Data entries
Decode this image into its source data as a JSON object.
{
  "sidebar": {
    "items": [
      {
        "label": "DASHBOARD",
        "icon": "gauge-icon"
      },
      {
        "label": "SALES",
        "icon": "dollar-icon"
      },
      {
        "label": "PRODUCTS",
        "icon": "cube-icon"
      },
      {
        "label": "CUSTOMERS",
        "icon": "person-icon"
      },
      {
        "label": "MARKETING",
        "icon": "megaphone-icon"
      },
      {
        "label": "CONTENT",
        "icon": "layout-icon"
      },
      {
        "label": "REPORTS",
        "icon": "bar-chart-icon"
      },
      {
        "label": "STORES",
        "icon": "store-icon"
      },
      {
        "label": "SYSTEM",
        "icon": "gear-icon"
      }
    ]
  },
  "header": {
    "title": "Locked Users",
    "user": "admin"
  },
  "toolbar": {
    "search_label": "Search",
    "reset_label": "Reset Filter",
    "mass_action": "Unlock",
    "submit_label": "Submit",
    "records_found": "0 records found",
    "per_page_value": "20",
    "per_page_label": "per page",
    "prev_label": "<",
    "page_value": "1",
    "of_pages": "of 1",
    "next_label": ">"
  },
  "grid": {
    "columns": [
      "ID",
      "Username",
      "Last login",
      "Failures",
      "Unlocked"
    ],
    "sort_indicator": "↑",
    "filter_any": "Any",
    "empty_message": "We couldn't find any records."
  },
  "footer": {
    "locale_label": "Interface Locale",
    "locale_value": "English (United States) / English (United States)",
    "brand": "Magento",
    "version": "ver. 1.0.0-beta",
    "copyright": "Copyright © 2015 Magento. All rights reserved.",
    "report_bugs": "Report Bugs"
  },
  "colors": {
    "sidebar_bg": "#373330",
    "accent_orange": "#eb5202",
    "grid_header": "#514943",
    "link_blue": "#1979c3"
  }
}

■ **WORK INSTRUCTIONS**
Give every line of the material again, exactly as it reads.

■ **RIGHT ANSWER**
Decode this image into its source data as a JSON object.
{
  "sidebar": {
    "items": [
      {
        "label": "DASHBOARD",
        "icon": "gauge-icon"
      },
      {
        "label": "SALES",
        "icon": "dollar-icon"
      },
      {
        "label": "PRODUCTS",
        "icon": "cube-icon"
      },
      {
        "label": "CUSTOMERS",
        "icon": "person-icon"
      },
      {
        "label": "MARKETING",
        "icon": "megaphone-icon"
      },
      {
        "label": "CONTENT",
        "icon": "layout-icon"
      },
      {
        "label": "REPORTS",
        "icon": "bar-chart-icon"
      },
      {
        "label": "STORES",
        "icon": "store-icon"
      },
      {
        "label": "SYSTEM",
        "icon": "gear-icon"
      }
    ]
  },
  "header": {
    "title": "Locked Users",
    "user": "admin"
  },
  "toolbar": {
    "search_label": "Search",
    "reset_label": "Reset Filter",
    "mass_action": "Unlock",
    "submit_label": "Submit",
    "records_found": "0 records found",
    "per_page_value": "20",
    "per_page_label": "per page",
    "prev_label": "<",
    "page_value": "1",
    "of_pages": "of 1",
    "next_label": ">"
  },
  "grid": {
    "columns": [
      "ID",
      "Username",
      "Last login",
      "Failures",
      "Unlocked"
    ],
    "sort_indicator": "↑",
    "filter_any": "Any",
    "empty_message": "We couldn't find any records."
  },
  "footer": {
    "locale_label": "Interface Locale",
    "locale_value": "English (United States) / English (United States)",
    "brand": "Magento",
    "version": "ver. 1.0.0-beta",
    "copyright": "Copyright © 2015 Magento. All rights reserved.",
    "report_bugs": "Report Bugs"
  },
  "colors": {
    "sidebar_bg": "#373330",
    "accent_orange": "#eb5202",
    "grid_header": "#514943",
    "link_blue": "#1979c3"
  }
}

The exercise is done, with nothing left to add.